A verbatim copy of the records is required, with all pictures left out.

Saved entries
============================================================
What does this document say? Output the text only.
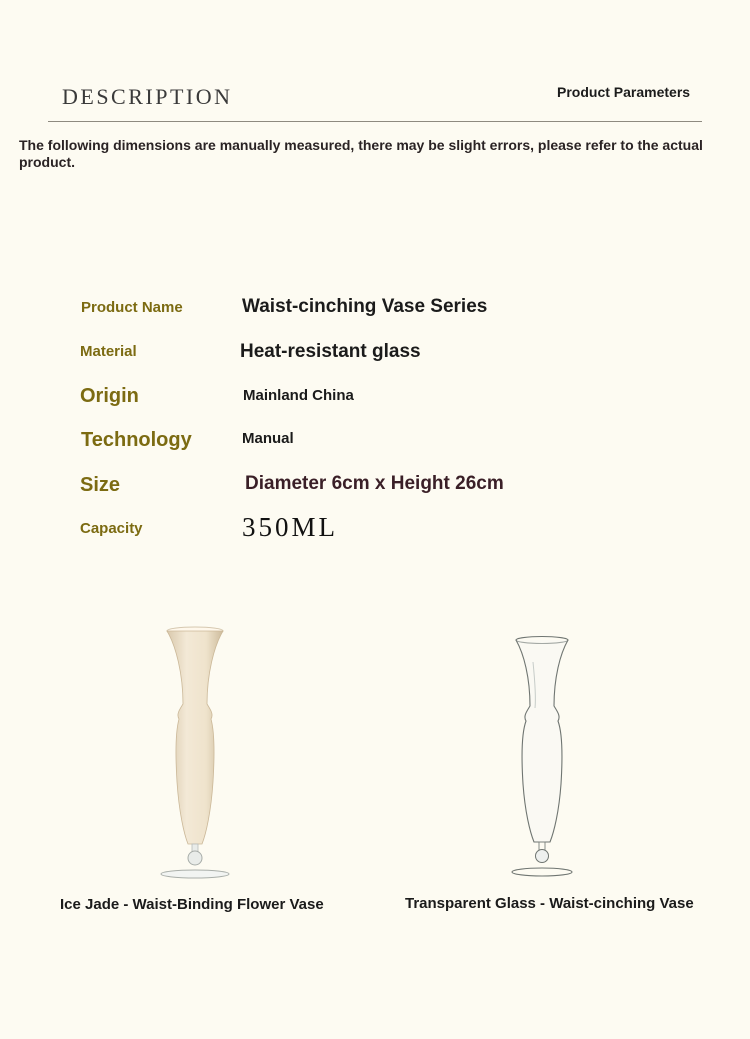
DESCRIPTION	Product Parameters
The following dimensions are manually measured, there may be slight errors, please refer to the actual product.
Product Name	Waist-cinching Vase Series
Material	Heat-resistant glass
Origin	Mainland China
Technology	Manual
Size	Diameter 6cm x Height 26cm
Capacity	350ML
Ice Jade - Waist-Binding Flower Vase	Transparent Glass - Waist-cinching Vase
============================================================
**Correct output**:
What does this document say? Output the text only.
DESCRIPTION	Product Parameters
The following dimensions are manually measured, there may be slight errors, please refer to the actual product.
Product Name	Waist-cinching Vase Series
Material	Heat-resistant glass
Origin	Mainland China
Technology	Manual
Size	Diameter 6cm x Height 26cm
Capacity	350ML
Ice Jade - Waist-Binding Flower Vase	Transparent Glass - Waist-cinching Vase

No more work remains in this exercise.